What is expected: Please quote the material exactly, every line of it.

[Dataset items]
--------------------

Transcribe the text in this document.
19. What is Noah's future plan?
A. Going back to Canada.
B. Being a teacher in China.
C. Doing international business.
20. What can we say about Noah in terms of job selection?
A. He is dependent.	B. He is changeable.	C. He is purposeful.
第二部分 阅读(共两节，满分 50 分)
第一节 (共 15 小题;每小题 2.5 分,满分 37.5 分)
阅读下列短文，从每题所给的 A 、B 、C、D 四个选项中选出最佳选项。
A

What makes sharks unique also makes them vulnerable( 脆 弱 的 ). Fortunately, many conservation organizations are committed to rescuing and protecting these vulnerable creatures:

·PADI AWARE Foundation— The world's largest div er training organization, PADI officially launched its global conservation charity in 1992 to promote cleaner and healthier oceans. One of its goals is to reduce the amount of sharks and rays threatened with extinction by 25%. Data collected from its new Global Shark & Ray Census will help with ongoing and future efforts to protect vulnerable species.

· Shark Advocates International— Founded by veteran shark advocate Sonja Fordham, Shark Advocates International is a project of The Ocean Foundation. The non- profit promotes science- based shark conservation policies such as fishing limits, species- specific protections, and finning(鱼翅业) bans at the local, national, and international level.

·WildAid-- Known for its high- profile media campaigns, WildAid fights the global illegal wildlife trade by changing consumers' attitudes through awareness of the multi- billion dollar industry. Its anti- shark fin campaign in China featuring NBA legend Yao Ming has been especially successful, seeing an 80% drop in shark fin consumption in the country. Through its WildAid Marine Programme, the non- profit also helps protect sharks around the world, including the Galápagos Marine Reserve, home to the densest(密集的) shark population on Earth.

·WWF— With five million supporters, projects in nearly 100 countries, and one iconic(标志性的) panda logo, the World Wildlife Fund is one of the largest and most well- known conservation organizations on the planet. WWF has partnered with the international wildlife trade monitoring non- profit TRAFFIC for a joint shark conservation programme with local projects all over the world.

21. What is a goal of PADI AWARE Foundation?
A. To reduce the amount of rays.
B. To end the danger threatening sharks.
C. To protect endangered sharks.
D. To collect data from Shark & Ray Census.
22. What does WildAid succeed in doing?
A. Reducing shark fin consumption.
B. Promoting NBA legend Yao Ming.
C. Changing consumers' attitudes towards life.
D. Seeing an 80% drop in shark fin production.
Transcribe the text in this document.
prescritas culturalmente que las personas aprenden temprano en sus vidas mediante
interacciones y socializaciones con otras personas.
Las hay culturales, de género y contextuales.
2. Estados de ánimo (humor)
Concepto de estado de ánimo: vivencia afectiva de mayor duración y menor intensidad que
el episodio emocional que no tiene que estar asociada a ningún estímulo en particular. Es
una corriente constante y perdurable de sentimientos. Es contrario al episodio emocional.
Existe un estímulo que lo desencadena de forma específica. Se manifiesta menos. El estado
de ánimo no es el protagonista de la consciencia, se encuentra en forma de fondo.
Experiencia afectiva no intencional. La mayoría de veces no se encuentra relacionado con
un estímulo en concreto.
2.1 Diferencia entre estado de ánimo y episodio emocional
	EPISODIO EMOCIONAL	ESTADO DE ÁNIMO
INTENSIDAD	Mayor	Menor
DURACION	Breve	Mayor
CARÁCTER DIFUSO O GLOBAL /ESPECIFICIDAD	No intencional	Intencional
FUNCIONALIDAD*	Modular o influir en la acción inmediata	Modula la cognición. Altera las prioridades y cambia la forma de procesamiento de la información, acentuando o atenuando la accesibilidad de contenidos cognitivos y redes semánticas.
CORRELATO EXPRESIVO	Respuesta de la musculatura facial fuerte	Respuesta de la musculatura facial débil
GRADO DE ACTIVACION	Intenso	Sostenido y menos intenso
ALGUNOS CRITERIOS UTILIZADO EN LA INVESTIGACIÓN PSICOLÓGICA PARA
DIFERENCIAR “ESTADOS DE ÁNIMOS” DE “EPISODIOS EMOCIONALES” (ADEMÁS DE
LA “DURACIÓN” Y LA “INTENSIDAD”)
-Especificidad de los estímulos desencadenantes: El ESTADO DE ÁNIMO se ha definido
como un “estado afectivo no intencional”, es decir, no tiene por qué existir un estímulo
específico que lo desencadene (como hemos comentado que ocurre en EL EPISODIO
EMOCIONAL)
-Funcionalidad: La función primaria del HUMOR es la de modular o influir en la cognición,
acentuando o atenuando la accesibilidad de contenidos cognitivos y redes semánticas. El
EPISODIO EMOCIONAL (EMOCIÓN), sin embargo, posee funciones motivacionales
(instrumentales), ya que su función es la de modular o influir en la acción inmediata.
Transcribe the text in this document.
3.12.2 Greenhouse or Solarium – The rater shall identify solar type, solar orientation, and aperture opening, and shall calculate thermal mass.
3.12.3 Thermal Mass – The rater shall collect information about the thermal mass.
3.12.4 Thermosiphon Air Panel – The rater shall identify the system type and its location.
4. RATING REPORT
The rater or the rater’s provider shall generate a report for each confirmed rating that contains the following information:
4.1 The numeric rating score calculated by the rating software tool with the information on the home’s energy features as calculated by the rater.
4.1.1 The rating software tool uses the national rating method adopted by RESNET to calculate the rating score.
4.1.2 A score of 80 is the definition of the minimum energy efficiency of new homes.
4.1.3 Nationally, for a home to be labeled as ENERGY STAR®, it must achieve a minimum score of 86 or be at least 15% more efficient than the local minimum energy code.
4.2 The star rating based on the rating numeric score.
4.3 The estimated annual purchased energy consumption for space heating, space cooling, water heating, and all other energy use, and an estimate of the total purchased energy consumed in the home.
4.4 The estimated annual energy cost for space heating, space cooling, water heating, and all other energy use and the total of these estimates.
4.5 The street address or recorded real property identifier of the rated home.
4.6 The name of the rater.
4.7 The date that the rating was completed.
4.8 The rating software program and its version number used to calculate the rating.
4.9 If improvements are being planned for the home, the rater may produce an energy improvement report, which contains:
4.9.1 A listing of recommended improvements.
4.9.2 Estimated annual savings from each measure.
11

--------------------

Solved problem:
Transcribe the text in this document.
19. What is Noah's future plan?
A. Going back to Canada.
B. Being a teacher in China.
C. Doing international business.
20. What can we say about Noah in terms of job selection?
A. He is dependent.	B. He is changeable.	C. He is purposeful.
第二部分 阅读(共两节，满分 50 分)
第一节 (共 15 小题;每小题 2.5 分,满分 37.5 分)
阅读下列短文，从每题所给的 A 、B 、C、D 四个选项中选出最佳选项。
A

What makes sharks unique also makes them vulnerable( 脆 弱 的 ). Fortunately, many conservation organizations are committed to rescuing and protecting these vulnerable creatures:

·PADI AWARE Foundation— The world's largest div er training organization, PADI officially launched its global conservation charity in 1992 to promote cleaner and healthier oceans. One of its goals is to reduce the amount of sharks and rays threatened with extinction by 25%. Data collected from its new Global Shark & Ray Census will help with ongoing and future efforts to protect vulnerable species.

· Shark Advocates International— Founded by veteran shark advocate Sonja Fordham, Shark Advocates International is a project of The Ocean Foundation. The non- profit promotes science- based shark conservation policies such as fishing limits, species- specific protections, and finning(鱼翅业) bans at the local, national, and international level.

·WildAid-- Known for its high- profile media campaigns, WildAid fights the global illegal wildlife trade by changing consumers' attitudes through awareness of the multi- billion dollar industry. Its anti- shark fin campaign in China featuring NBA legend Yao Ming has been especially successful, seeing an 80% drop in shark fin consumption in the country. Through its WildAid Marine Programme, the non- profit also helps protect sharks around the world, including the Galápagos Marine Reserve, home to the densest(密集的) shark population on Earth.

·WWF— With five million supporters, projects in nearly 100 countries, and one iconic(标志性的) panda logo, the World Wildlife Fund is one of the largest and most well- known conservation organizations on the planet. WWF has partnered with the international wildlife trade monitoring non- profit TRAFFIC for a joint shark conservation programme with local projects all over the world.

21. What is a goal of PADI AWARE Foundation?
A. To reduce the amount of rays.
B. To end the danger threatening sharks.
C. To protect endangered sharks.
D. To collect data from Shark & Ray Census.
22. What does WildAid succeed in doing?
A. Reducing shark fin consumption.
B. Promoting NBA legend Yao Ming.
C. Changing consumers' attitudes towards life.
D. Seeing an 80% drop in shark fin production.
Transcribe the text in this document.
prescritas culturalmente que las personas aprenden temprano en sus vidas mediante
interacciones y socializaciones con otras personas.
Las hay culturales, de género y contextuales.
2. Estados de ánimo (humor)
Concepto de estado de ánimo: vivencia afectiva de mayor duración y menor intensidad que
el episodio emocional que no tiene que estar asociada a ningún estímulo en particular. Es
una corriente constante y perdurable de sentimientos. Es contrario al episodio emocional.
Existe un estímulo que lo desencadena de forma específica. Se manifiesta menos. El estado
de ánimo no es el protagonista de la consciencia, se encuentra en forma de fondo.
Experiencia afectiva no intencional. La mayoría de veces no se encuentra relacionado con
un estímulo en concreto.
2.1 Diferencia entre estado de ánimo y episodio emocional
	EPISODIO EMOCIONAL	ESTADO DE ÁNIMO
INTENSIDAD	Mayor	Menor
DURACION	Breve	Mayor
CARÁCTER DIFUSO O GLOBAL /ESPECIFICIDAD	No intencional	Intencional
FUNCIONALIDAD*	Modular o influir en la acción inmediata	Modula la cognición. Altera las prioridades y cambia la forma de procesamiento de la información, acentuando o atenuando la accesibilidad de contenidos cognitivos y redes semánticas.
CORRELATO EXPRESIVO	Respuesta de la musculatura facial fuerte	Respuesta de la musculatura facial débil
GRADO DE ACTIVACION	Intenso	Sostenido y menos intenso
ALGUNOS CRITERIOS UTILIZADO EN LA INVESTIGACIÓN PSICOLÓGICA PARA
DIFERENCIAR “ESTADOS DE ÁNIMOS” DE “EPISODIOS EMOCIONALES” (ADEMÁS DE
LA “DURACIÓN” Y LA “INTENSIDAD”)
-Especificidad de los estímulos desencadenantes: El ESTADO DE ÁNIMO se ha definido
como un “estado afectivo no intencional”, es decir, no tiene por qué existir un estímulo
específico que lo desencadene (como hemos comentado que ocurre en EL EPISODIO
EMOCIONAL)
-Funcionalidad: La función primaria del HUMOR es la de modular o influir en la cognición,
acentuando o atenuando la accesibilidad de contenidos cognitivos y redes semánticas. El
EPISODIO EMOCIONAL (EMOCIÓN), sin embargo, posee funciones motivacionales
(instrumentales), ya que su función es la de modular o influir en la acción inmediata.
Transcribe the text in this document.
3.12.2 Greenhouse or Solarium – The rater shall identify solar type, solar orientation, and aperture opening, and shall calculate thermal mass.
3.12.3 Thermal Mass – The rater shall collect information about the thermal mass.
3.12.4 Thermosiphon Air Panel – The rater shall identify the system type and its location.
4. RATING REPORT
The rater or the rater’s provider shall generate a report for each confirmed rating that contains the following information:
4.1 The numeric rating score calculated by the rating software tool with the information on the home’s energy features as calculated by the rater.
4.1.1 The rating software tool uses the national rating method adopted by RESNET to calculate the rating score.
4.1.2 A score of 80 is the definition of the minimum energy efficiency of new homes.
4.1.3 Nationally, for a home to be labeled as ENERGY STAR®, it must achieve a minimum score of 86 or be at least 15% more efficient than the local minimum energy code.
4.2 The star rating based on the rating numeric score.
4.3 The estimated annual purchased energy consumption for space heating, space cooling, water heating, and all other energy use, and an estimate of the total purchased energy consumed in the home.
4.4 The estimated annual energy cost for space heating, space cooling, water heating, and all other energy use and the total of these estimates.
4.5 The street address or recorded real property identifier of the rated home.
4.6 The name of the rater.
4.7 The date that the rating was completed.
4.8 The rating software program and its version number used to calculate the rating.
4.9 If improvements are being planned for the home, the rater may produce an energy improvement report, which contains:
4.9.1 A listing of recommended improvements.
4.9.2 Estimated annual savings from each measure.
11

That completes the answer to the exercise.